● Request: Write out the listing below in full and exactly, leaving out every picture.

------------------------

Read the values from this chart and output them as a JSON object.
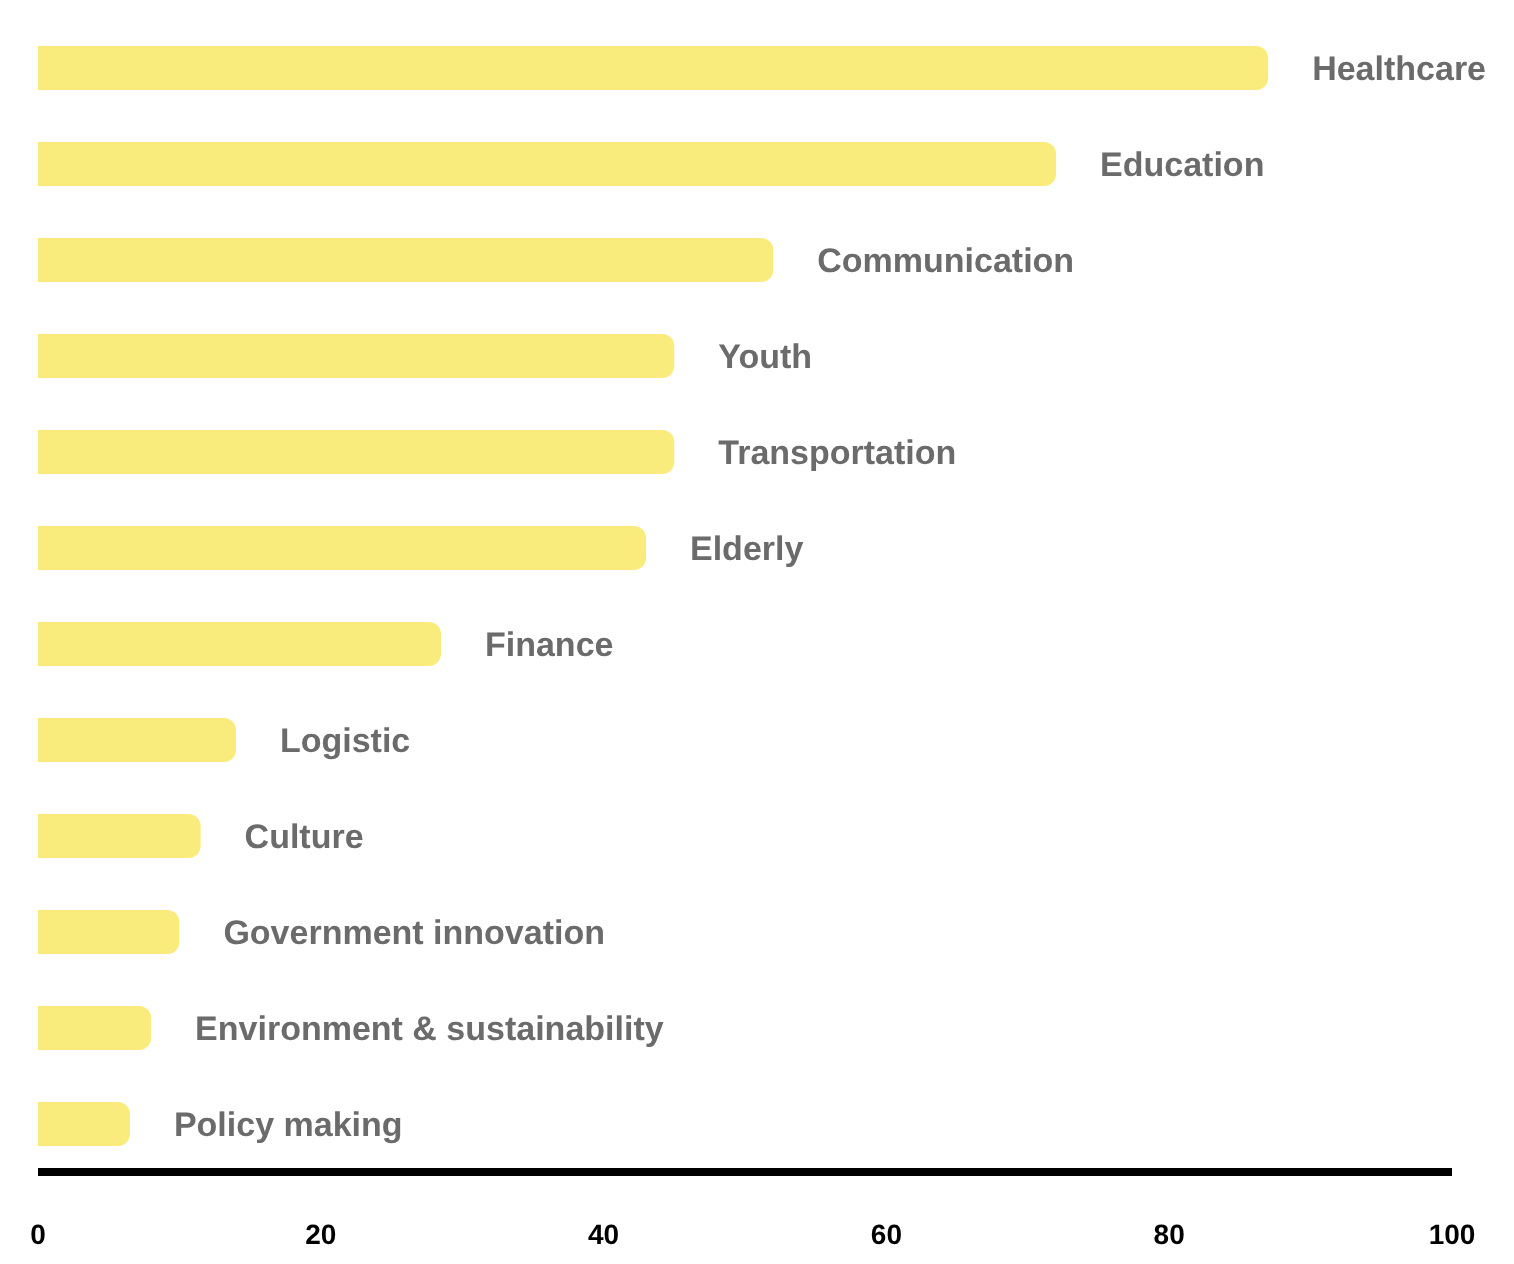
{
  "chart_data": {
    "type": "bar",
    "orientation": "horizontal",
    "categories": [
      "Healthcare",
      "Education",
      "Communication",
      "Youth",
      "Transportation",
      "Elderly",
      "Finance",
      "Logistic",
      "Culture",
      "Government innovation",
      "Environment & sustainability",
      "Policy making"
    ],
    "values": [
      87,
      72,
      52,
      45,
      45,
      43,
      28.5,
      14,
      11.5,
      10,
      8,
      6.5
    ],
    "color": "#f9ec7d",
    "xlim": [
      0,
      100
    ],
    "xticks": [
      0,
      20,
      40,
      60,
      80,
      100
    ],
    "grid": false,
    "legend": false
  }
}
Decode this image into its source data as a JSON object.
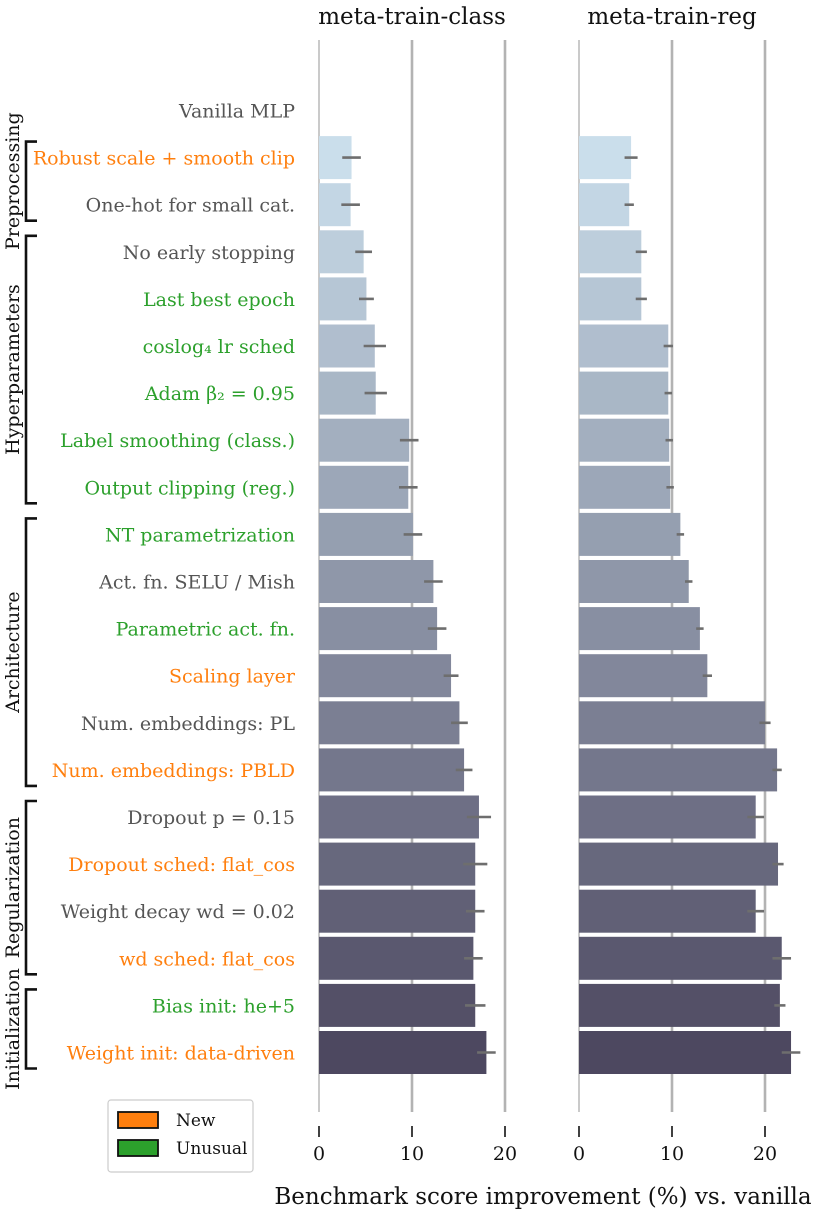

------------------------

● Solution to the exercise:
Read the values from this chart and output them as a JSON object.
{
  "chart_data": {
    "type": "bar",
    "orientation": "horizontal",
    "categories": [
      "Healthcare",
      "Education",
      "Communication",
      "Youth",
      "Transportation",
      "Elderly",
      "Finance",
      "Logistic",
      "Culture",
      "Government innovation",
      "Environment & sustainability",
      "Policy making"
    ],
    "values": [
      87,
      72,
      52,
      45,
      45,
      43,
      28.5,
      14,
      11.5,
      10,
      8,
      6.5
    ],
    "color": "#f9ec7d",
    "xlim": [
      0,
      100
    ],
    "xticks": [
      0,
      20,
      40,
      60,
      80,
      100
    ],
    "grid": false,
    "legend": false
  }
}
Decode this image into its source data as a JSON object.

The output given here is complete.